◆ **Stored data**
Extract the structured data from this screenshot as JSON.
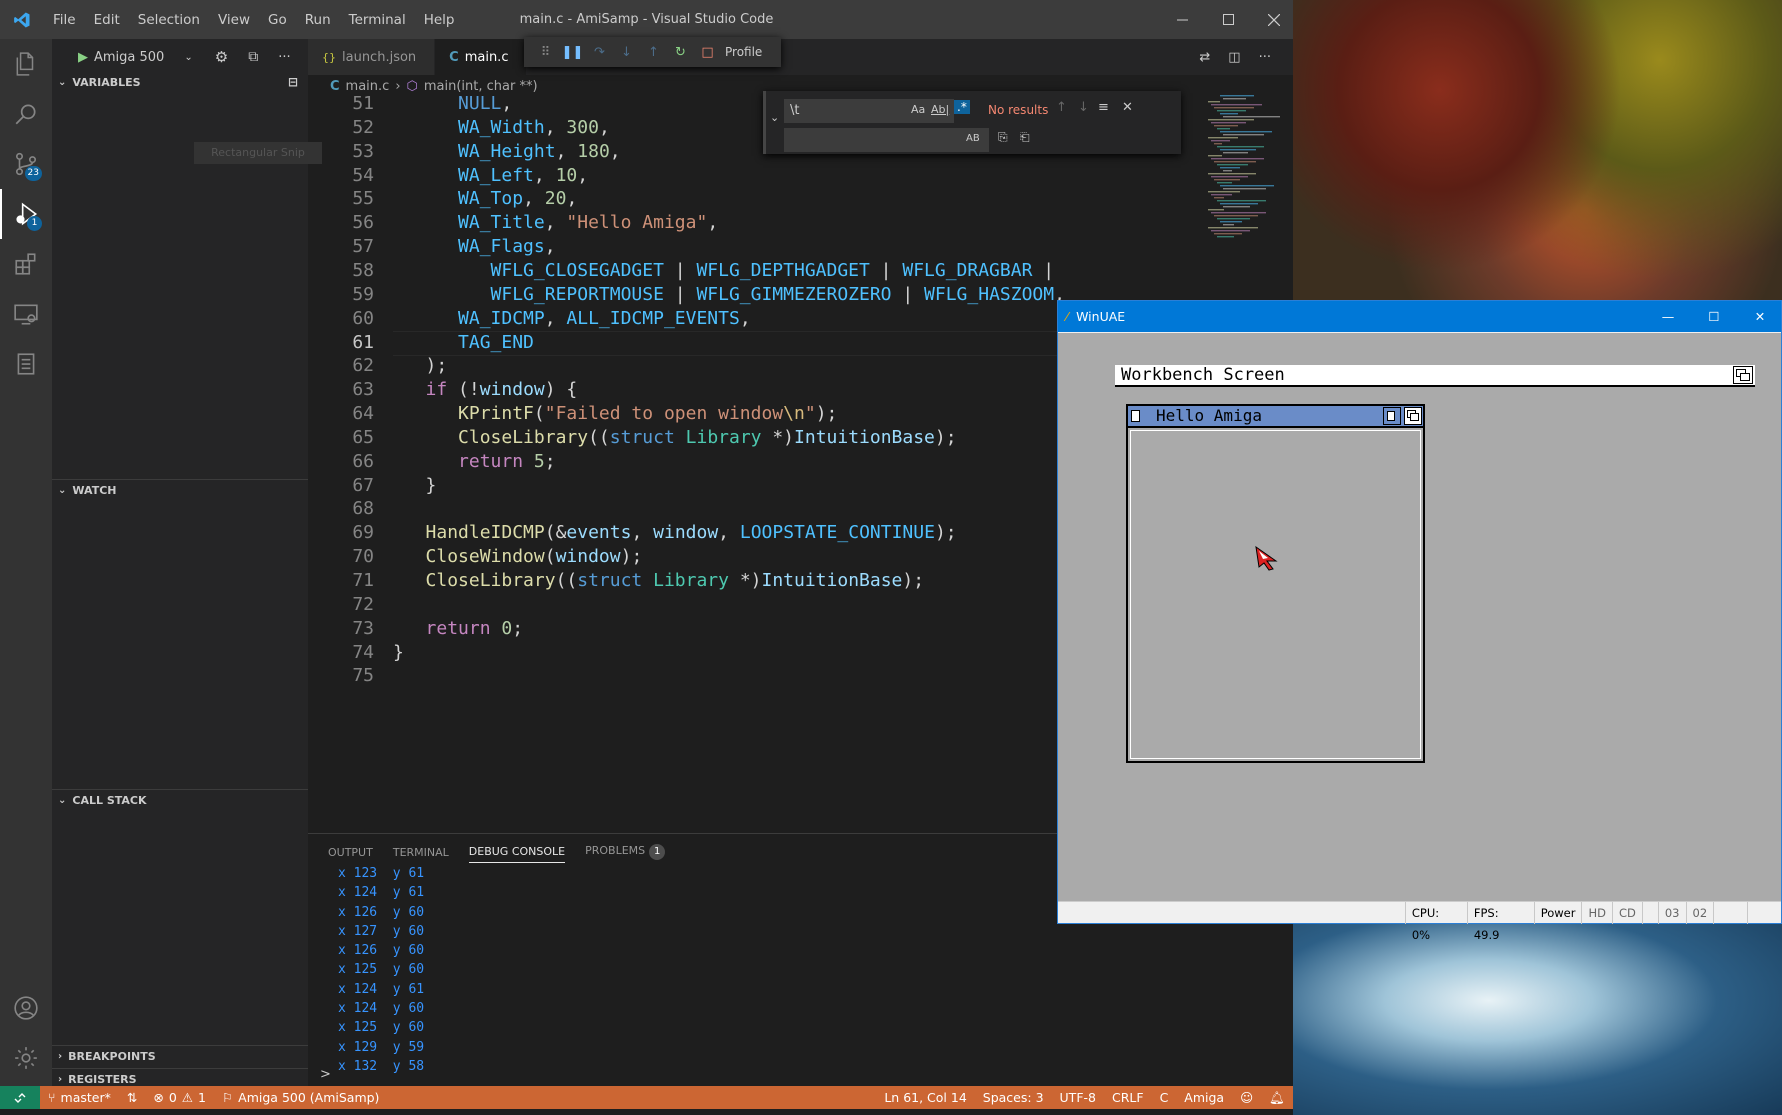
{
  "vscode": {
    "window_title": "main.c - AmiSamp - Visual Studio Code",
    "menu": [
      "File",
      "Edit",
      "Selection",
      "View",
      "Go",
      "Run",
      "Terminal",
      "Help"
    ],
    "activity_badges": {
      "scm": "23",
      "debug": "1"
    },
    "debug_config": "Amiga 500",
    "sidebar": {
      "variables": "VARIABLES",
      "watch": "WATCH",
      "call_stack": "CALL STACK",
      "breakpoints": "BREAKPOINTS",
      "registers": "REGISTERS",
      "snip_overlay": "Rectangular Snip"
    },
    "tabs": [
      {
        "label": "launch.json",
        "icon": "{}"
      },
      {
        "label": "main.c",
        "icon": "C"
      }
    ],
    "debug_toolbar": {
      "profile_label": "Profile"
    },
    "breadcrumb": {
      "file": "main.c",
      "symbol": "main(int, char **)"
    },
    "find_widget": {
      "search_value": "\\t",
      "options": [
        "Aa",
        "Ab|",
        ".*"
      ],
      "result": "No results",
      "replace_value": "",
      "preserve_case": "AB"
    },
    "current_line": 61,
    "code_lines": [
      {
        "n": "51",
        "t": [
          [
            "      ",
            ""
          ],
          [
            "NULL",
            "blu"
          ],
          [
            ",",
            ""
          ]
        ]
      },
      {
        "n": "52",
        "t": [
          [
            "      ",
            ""
          ],
          [
            "WA_Width",
            "cst"
          ],
          [
            ", ",
            ""
          ],
          [
            "300",
            "num"
          ],
          [
            ",",
            ""
          ]
        ]
      },
      {
        "n": "53",
        "t": [
          [
            "      ",
            ""
          ],
          [
            "WA_Height",
            "cst"
          ],
          [
            ", ",
            ""
          ],
          [
            "180",
            "num"
          ],
          [
            ",",
            ""
          ]
        ]
      },
      {
        "n": "54",
        "t": [
          [
            "      ",
            ""
          ],
          [
            "WA_Left",
            "cst"
          ],
          [
            ", ",
            ""
          ],
          [
            "10",
            "num"
          ],
          [
            ",",
            ""
          ]
        ]
      },
      {
        "n": "55",
        "t": [
          [
            "      ",
            ""
          ],
          [
            "WA_Top",
            "cst"
          ],
          [
            ", ",
            ""
          ],
          [
            "20",
            "num"
          ],
          [
            ",",
            ""
          ]
        ]
      },
      {
        "n": "56",
        "t": [
          [
            "      ",
            ""
          ],
          [
            "WA_Title",
            "cst"
          ],
          [
            ", ",
            ""
          ],
          [
            "\"Hello Amiga\"",
            "str"
          ],
          [
            ",",
            ""
          ]
        ]
      },
      {
        "n": "57",
        "t": [
          [
            "      ",
            ""
          ],
          [
            "WA_Flags",
            "cst"
          ],
          [
            ",",
            ""
          ]
        ]
      },
      {
        "n": "58",
        "t": [
          [
            "         ",
            ""
          ],
          [
            "WFLG_CLOSEGADGET",
            "cst"
          ],
          [
            " | ",
            ""
          ],
          [
            "WFLG_DEPTHGADGET",
            "cst"
          ],
          [
            " | ",
            ""
          ],
          [
            "WFLG_DRAGBAR",
            "cst"
          ],
          [
            " |",
            ""
          ]
        ]
      },
      {
        "n": "59",
        "t": [
          [
            "         ",
            ""
          ],
          [
            "WFLG_REPORTMOUSE",
            "cst"
          ],
          [
            " | ",
            ""
          ],
          [
            "WFLG_GIMMEZEROZERO",
            "cst"
          ],
          [
            " | ",
            ""
          ],
          [
            "WFLG_HASZOOM",
            "cst"
          ],
          [
            ",",
            ""
          ]
        ]
      },
      {
        "n": "60",
        "t": [
          [
            "      ",
            ""
          ],
          [
            "WA_IDCMP",
            "cst"
          ],
          [
            ", ",
            ""
          ],
          [
            "ALL_IDCMP_EVENTS",
            "cst"
          ],
          [
            ",",
            ""
          ]
        ]
      },
      {
        "n": "61",
        "t": [
          [
            "      ",
            ""
          ],
          [
            "TAG_END",
            "cst"
          ]
        ]
      },
      {
        "n": "62",
        "t": [
          [
            "   ",
            ""
          ],
          [
            ");",
            ""
          ]
        ]
      },
      {
        "n": "63",
        "t": [
          [
            "   ",
            ""
          ],
          [
            "if",
            "kw"
          ],
          [
            " (!",
            ""
          ],
          [
            "window",
            "var"
          ],
          [
            ") {",
            ""
          ]
        ]
      },
      {
        "n": "64",
        "t": [
          [
            "      ",
            ""
          ],
          [
            "KPrintF",
            "fn"
          ],
          [
            "(",
            ""
          ],
          [
            "\"Failed to open window",
            "str"
          ],
          [
            "\\n",
            "esc"
          ],
          [
            "\"",
            "str"
          ],
          [
            ");",
            ""
          ]
        ]
      },
      {
        "n": "65",
        "t": [
          [
            "      ",
            ""
          ],
          [
            "CloseLibrary",
            "fn"
          ],
          [
            "((",
            ""
          ],
          [
            "struct",
            "blu"
          ],
          [
            " ",
            ""
          ],
          [
            "Library",
            "ty"
          ],
          [
            " *)",
            ""
          ],
          [
            "IntuitionBase",
            "var"
          ],
          [
            ");",
            ""
          ]
        ]
      },
      {
        "n": "66",
        "t": [
          [
            "      ",
            ""
          ],
          [
            "return",
            "kw"
          ],
          [
            " ",
            ""
          ],
          [
            "5",
            "num"
          ],
          [
            ";",
            ""
          ]
        ]
      },
      {
        "n": "67",
        "t": [
          [
            "   ",
            ""
          ],
          [
            "}",
            ""
          ]
        ]
      },
      {
        "n": "68",
        "t": []
      },
      {
        "n": "69",
        "t": [
          [
            "   ",
            ""
          ],
          [
            "HandleIDCMP",
            "fn"
          ],
          [
            "(&",
            ""
          ],
          [
            "events",
            "var"
          ],
          [
            ", ",
            ""
          ],
          [
            "window",
            "var"
          ],
          [
            ", ",
            ""
          ],
          [
            "LOOPSTATE_CONTINUE",
            "cst"
          ],
          [
            ");",
            ""
          ]
        ]
      },
      {
        "n": "70",
        "t": [
          [
            "   ",
            ""
          ],
          [
            "CloseWindow",
            "fn"
          ],
          [
            "(",
            ""
          ],
          [
            "window",
            "var"
          ],
          [
            ");",
            ""
          ]
        ]
      },
      {
        "n": "71",
        "t": [
          [
            "   ",
            ""
          ],
          [
            "CloseLibrary",
            "fn"
          ],
          [
            "((",
            ""
          ],
          [
            "struct",
            "blu"
          ],
          [
            " ",
            ""
          ],
          [
            "Library",
            "ty"
          ],
          [
            " *)",
            ""
          ],
          [
            "IntuitionBase",
            "var"
          ],
          [
            ");",
            ""
          ]
        ]
      },
      {
        "n": "72",
        "t": []
      },
      {
        "n": "73",
        "t": [
          [
            "   ",
            ""
          ],
          [
            "return",
            "kw"
          ],
          [
            " ",
            ""
          ],
          [
            "0",
            "num"
          ],
          [
            ";",
            ""
          ]
        ]
      },
      {
        "n": "74",
        "t": [
          [
            "",
            ""
          ],
          [
            "}",
            ""
          ]
        ]
      },
      {
        "n": "75",
        "t": []
      }
    ],
    "panel": {
      "tabs": [
        "OUTPUT",
        "TERMINAL",
        "DEBUG CONSOLE",
        "PROBLEMS"
      ],
      "active_tab": "DEBUG CONSOLE",
      "problems_count": "1",
      "console_lines": [
        "x 123  y 61",
        "x 124  y 61",
        "x 126  y 60",
        "x 127  y 60",
        "x 126  y 60",
        "x 125  y 60",
        "x 124  y 61",
        "x 124  y 60",
        "x 125  y 60",
        "x 129  y 59",
        "x 132  y 58"
      ],
      "prompt": ">"
    },
    "statusbar": {
      "branch": "master*",
      "errors": "0",
      "warnings": "1",
      "debug_target": "Amiga 500 (AmiSamp)",
      "position": "Ln 61, Col 14",
      "spaces": "Spaces: 3",
      "encoding": "UTF-8",
      "eol": "CRLF",
      "language": "C",
      "target": "Amiga"
    },
    "colors": {
      "statusbar": "#cc6633",
      "accent": "#0e639c"
    }
  },
  "winuae": {
    "title": "WinUAE",
    "screen_title": "Workbench Screen",
    "window_title": "Hello Amiga",
    "status": {
      "cpu": "CPU: 0%",
      "fps": "FPS: 49.9",
      "power": "Power",
      "hd": "HD",
      "cd": "CD",
      "df0": "03",
      "df1": "02"
    }
  }
}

◆ **AIM OF THE EXERCISE**
Return each line that includes "Amiga".

◆ **EXERCISE RESPONSE**
    "debug_config": "Amiga 500",
            "\"Hello Amiga\"",
      "debug_target": "Amiga 500 (AmiSamp)",
      "target": "Amiga"
    "window_title": "Hello Amiga",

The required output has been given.